The exercise:
Please rewrite the records starting at the line that contains "find all labels, buttons, inputs, and" and ending at the line that contains "x-tick-label: 9 xyxy=(552,407,565,414)", with "x-tick-label" changed to "x-axis-label" and everything else left as it is. Give only those lines.

Data to process:
■ ■ ■ ■ ■

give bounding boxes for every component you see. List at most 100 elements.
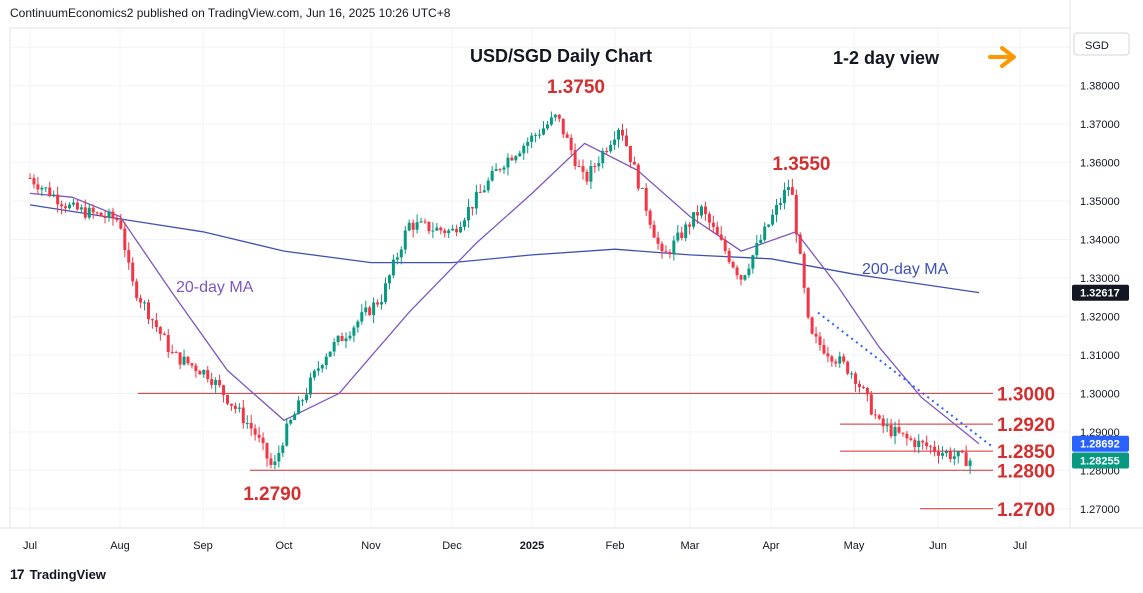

■ ■ ■ ■ ■

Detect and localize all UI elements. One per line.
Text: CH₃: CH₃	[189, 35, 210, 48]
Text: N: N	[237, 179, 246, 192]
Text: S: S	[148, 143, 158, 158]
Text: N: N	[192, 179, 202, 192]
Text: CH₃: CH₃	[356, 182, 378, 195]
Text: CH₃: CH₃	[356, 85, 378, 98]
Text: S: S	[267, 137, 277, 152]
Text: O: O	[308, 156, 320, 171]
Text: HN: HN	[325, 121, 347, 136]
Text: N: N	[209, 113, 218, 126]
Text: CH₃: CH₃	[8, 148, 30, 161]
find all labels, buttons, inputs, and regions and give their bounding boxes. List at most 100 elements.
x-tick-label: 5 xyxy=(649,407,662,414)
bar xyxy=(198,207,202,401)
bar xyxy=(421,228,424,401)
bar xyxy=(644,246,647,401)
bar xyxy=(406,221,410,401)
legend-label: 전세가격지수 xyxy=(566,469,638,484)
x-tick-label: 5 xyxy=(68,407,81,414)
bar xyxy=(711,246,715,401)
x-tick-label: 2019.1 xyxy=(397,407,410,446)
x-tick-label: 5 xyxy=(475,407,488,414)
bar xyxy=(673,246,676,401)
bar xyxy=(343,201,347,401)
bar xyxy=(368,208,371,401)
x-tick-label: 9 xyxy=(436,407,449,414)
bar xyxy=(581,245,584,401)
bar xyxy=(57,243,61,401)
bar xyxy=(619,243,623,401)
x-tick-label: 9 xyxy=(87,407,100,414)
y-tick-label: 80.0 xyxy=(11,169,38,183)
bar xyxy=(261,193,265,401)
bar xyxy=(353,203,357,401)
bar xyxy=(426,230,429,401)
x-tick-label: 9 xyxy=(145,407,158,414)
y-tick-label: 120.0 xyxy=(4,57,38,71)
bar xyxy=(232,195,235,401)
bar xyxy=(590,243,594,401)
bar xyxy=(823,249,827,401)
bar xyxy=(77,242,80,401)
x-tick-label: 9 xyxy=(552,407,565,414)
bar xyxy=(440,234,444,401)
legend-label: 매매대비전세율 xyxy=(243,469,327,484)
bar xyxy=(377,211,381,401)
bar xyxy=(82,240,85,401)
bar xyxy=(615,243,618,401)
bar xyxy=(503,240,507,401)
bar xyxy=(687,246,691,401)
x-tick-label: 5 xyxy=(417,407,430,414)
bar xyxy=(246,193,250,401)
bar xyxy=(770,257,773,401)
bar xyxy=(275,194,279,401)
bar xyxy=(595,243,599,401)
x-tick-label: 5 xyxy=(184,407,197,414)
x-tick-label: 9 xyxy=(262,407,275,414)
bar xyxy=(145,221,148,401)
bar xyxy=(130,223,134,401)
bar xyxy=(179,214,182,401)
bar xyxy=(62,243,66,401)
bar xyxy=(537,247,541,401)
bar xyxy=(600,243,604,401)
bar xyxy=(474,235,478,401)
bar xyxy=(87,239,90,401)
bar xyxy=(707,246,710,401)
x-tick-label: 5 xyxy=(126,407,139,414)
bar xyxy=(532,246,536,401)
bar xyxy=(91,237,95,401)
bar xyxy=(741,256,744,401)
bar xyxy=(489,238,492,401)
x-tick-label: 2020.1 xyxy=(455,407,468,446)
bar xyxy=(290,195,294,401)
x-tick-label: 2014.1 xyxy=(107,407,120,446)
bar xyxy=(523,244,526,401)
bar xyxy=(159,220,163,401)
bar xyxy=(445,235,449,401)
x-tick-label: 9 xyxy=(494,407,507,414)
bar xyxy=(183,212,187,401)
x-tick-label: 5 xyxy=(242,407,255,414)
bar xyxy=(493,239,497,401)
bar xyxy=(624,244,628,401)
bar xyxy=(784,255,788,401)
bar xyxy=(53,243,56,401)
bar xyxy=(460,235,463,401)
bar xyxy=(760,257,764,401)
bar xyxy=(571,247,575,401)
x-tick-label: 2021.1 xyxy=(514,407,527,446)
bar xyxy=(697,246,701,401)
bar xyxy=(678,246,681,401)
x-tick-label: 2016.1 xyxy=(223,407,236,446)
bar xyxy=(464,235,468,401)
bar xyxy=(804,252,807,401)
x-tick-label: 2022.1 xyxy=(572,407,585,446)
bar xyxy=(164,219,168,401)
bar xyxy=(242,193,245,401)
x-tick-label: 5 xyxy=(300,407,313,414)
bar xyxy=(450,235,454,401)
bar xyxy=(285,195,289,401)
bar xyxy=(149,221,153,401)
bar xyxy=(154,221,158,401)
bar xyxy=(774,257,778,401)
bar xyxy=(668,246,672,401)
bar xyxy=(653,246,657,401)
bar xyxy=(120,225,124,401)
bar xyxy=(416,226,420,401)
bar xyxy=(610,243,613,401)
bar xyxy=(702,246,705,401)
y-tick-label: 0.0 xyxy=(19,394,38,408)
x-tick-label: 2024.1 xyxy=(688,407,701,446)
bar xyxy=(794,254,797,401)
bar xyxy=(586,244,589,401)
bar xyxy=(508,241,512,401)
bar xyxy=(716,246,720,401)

■ ■ ■ ■ ■

Written reply:
find all labels, buttons, inputs, and regions and give their bounding boxes. List at most 100 elements.
x-axis-label: 5 xyxy=(649,407,662,414)
bar xyxy=(198,207,202,401)
bar xyxy=(421,228,424,401)
bar xyxy=(644,246,647,401)
bar xyxy=(406,221,410,401)
legend-label: 전세가격지수 xyxy=(566,469,638,484)
x-axis-label: 5 xyxy=(68,407,81,414)
bar xyxy=(711,246,715,401)
x-axis-label: 2019.1 xyxy=(397,407,410,446)
x-axis-label: 5 xyxy=(475,407,488,414)
bar xyxy=(673,246,676,401)
bar xyxy=(343,201,347,401)
bar xyxy=(368,208,371,401)
x-axis-label: 9 xyxy=(436,407,449,414)
bar xyxy=(581,245,584,401)
bar xyxy=(57,243,61,401)
bar xyxy=(619,243,623,401)
x-axis-label: 9 xyxy=(87,407,100,414)
y-tick-label: 80.0 xyxy=(11,169,38,183)
bar xyxy=(261,193,265,401)
bar xyxy=(353,203,357,401)
bar xyxy=(426,230,429,401)
x-axis-label: 9 xyxy=(145,407,158,414)
y-tick-label: 120.0 xyxy=(4,57,38,71)
bar xyxy=(232,195,235,401)
bar xyxy=(590,243,594,401)
bar xyxy=(823,249,827,401)
bar xyxy=(77,242,80,401)
x-axis-label: 9 xyxy=(552,407,565,414)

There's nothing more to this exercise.